Start of THE DATA

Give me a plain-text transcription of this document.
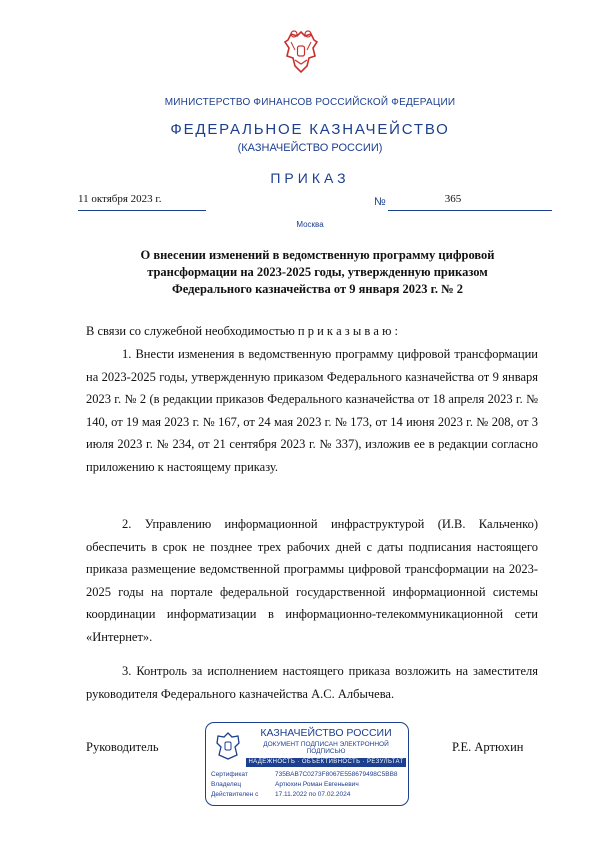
МИНИСТЕРСТВО ФИНАНСОВ РОССИЙСКОЙ ФЕДЕРАЦИИ
ФЕДЕРАЛЬНОЕ КАЗНАЧЕЙСТВО
(КАЗНАЧЕЙСТВО РОССИИ)
ПРИКАЗ
11 октября 2023 г.	№	365
Москва
О внесении изменений в ведомственную программу цифровой трансформации на 2023-2025 годы, утвержденную приказом Федерального казначейства от 9 января 2023 г. № 2

В связи со служебной необходимостью п р и к а з ы в а ю :

1. Внести изменения в ведомственную программу цифровой трансформации на 2023-2025 годы, утвержденную приказом Федерального казначейства от 9 января 2023 г. № 2 (в редакции приказов Федерального казначейства от 18 апреля 2023 г. № 140, от 19 мая 2023 г. № 167, от 24 мая 2023 г. № 173, от 14 июня 2023 г. № 208, от 3 июля 2023 г. № 234, от 21 сентября 2023 г. № 337), изложив ее в редакции согласно приложению к настоящему приказу.

2. Управлению информационной инфраструктурой (И.В. Кальченко) обеспечить в срок не позднее трех рабочих дней с даты подписания настоящего приказа размещение ведомственной программы цифровой трансформации на 2023-2025 годы на портале федеральной государственной информационной системы координации информатизации в информационно-телекоммуникационной сети «Интернет».

3. Контроль за исполнением настоящего приказа возложить на заместителя руководителя Федерального казначейства А.С. Албычева.

Руководитель	Р.Е. Артюхин
КАЗНАЧЕЙСТВО РОССИИ
ДОКУМЕНТ ПОДПИСАН ЭЛЕКТРОННОЙ ПОДПИСЬЮ
НАДЕЖНОСТЬ · ОБЪЕКТИВНОСТЬ · РЕЗУЛЬТАТ
Сертификат	735BAB7C0273F8067E558679498C5BB8
Владелец	Артюхин Роман Евгеньевич
Действителен с	17.11.2022 по 07.02.2024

End of THE DATA

** REQUIREMENTS **
Copy each line of the listing that holds the word "КАЗНАЧЕЙСТВО".

** RESULT FOR THIS EXERCISE **
ФЕДЕРАЛЬНОЕ КАЗНАЧЕЙСТВО
(КАЗНАЧЕЙСТВО РОССИИ)
КАЗНАЧЕЙСТВО РОССИИ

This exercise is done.